**What to do:**
Each entry has to be copied exactly, with nothing missed.
·····
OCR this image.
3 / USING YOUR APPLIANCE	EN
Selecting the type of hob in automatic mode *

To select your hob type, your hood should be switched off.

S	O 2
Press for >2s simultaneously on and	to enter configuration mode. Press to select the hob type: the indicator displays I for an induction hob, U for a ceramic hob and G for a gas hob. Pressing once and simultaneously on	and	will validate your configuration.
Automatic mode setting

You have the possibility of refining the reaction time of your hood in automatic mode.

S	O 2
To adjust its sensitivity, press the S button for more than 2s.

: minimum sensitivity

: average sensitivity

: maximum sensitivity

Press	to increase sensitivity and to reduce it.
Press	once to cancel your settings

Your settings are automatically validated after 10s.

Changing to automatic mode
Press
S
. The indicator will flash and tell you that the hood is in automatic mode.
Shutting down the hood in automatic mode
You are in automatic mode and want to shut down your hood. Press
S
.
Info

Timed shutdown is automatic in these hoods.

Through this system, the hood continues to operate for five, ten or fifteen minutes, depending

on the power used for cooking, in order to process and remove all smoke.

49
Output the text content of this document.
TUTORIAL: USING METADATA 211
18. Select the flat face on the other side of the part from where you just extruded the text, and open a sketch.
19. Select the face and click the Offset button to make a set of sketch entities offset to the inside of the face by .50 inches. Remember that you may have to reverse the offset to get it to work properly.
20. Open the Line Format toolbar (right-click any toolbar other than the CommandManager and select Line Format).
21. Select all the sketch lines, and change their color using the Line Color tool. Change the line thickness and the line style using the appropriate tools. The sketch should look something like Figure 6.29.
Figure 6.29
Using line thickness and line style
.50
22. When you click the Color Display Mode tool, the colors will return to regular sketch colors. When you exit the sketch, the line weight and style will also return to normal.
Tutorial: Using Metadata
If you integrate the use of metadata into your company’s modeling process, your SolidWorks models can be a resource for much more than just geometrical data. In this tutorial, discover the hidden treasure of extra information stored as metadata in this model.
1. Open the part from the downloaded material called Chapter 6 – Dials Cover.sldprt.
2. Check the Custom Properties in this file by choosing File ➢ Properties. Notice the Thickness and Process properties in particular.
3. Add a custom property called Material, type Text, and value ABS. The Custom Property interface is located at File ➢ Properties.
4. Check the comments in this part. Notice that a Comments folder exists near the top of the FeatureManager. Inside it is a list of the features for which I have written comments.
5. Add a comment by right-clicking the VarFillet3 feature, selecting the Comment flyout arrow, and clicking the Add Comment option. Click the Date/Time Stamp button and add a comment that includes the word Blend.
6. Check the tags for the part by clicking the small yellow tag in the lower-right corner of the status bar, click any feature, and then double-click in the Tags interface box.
·····
**Exercise response:**
OCR this image.
3 / USING YOUR APPLIANCE	EN
Selecting the type of hob in automatic mode *

To select your hob type, your hood should be switched off.

S	O 2
Press for >2s simultaneously on and	to enter configuration mode. Press to select the hob type: the indicator displays I for an induction hob, U for a ceramic hob and G for a gas hob. Pressing once and simultaneously on	and	will validate your configuration.
Automatic mode setting

You have the possibility of refining the reaction time of your hood in automatic mode.

S	O 2
To adjust its sensitivity, press the S button for more than 2s.

: minimum sensitivity

: average sensitivity

: maximum sensitivity

Press	to increase sensitivity and to reduce it.
Press	once to cancel your settings

Your settings are automatically validated after 10s.

Changing to automatic mode
Press
S
. The indicator will flash and tell you that the hood is in automatic mode.
Shutting down the hood in automatic mode
You are in automatic mode and want to shut down your hood. Press
S
.
Info

Timed shutdown is automatic in these hoods.

Through this system, the hood continues to operate for five, ten or fifteen minutes, depending

on the power used for cooking, in order to process and remove all smoke.

49
Output the text content of this document.
TUTORIAL: USING METADATA 211
18. Select the flat face on the other side of the part from where you just extruded the text, and open a sketch.
19. Select the face and click the Offset button to make a set of sketch entities offset to the inside of the face by .50 inches. Remember that you may have to reverse the offset to get it to work properly.
20. Open the Line Format toolbar (right-click any toolbar other than the CommandManager and select Line Format).
21. Select all the sketch lines, and change their color using the Line Color tool. Change the line thickness and the line style using the appropriate tools. The sketch should look something like Figure 6.29.
Figure 6.29
Using line thickness and line style
.50
22. When you click the Color Display Mode tool, the colors will return to regular sketch colors. When you exit the sketch, the line weight and style will also return to normal.
Tutorial: Using Metadata
If you integrate the use of metadata into your company’s modeling process, your SolidWorks models can be a resource for much more than just geometrical data. In this tutorial, discover the hidden treasure of extra information stored as metadata in this model.
1. Open the part from the downloaded material called Chapter 6 – Dials Cover.sldprt.
2. Check the Custom Properties in this file by choosing File ➢ Properties. Notice the Thickness and Process properties in particular.
3. Add a custom property called Material, type Text, and value ABS. The Custom Property interface is located at File ➢ Properties.
4. Check the comments in this part. Notice that a Comments folder exists near the top of the FeatureManager. Inside it is a list of the features for which I have written comments.
5. Add a comment by right-clicking the VarFillet3 feature, selecting the Comment flyout arrow, and clicking the Add Comment option. Click the Date/Time Stamp button and add a comment that includes the word Blend.
6. Check the tags for the part by clicking the small yellow tag in the lower-right corner of the status bar, click any feature, and then double-click in the Tags interface box.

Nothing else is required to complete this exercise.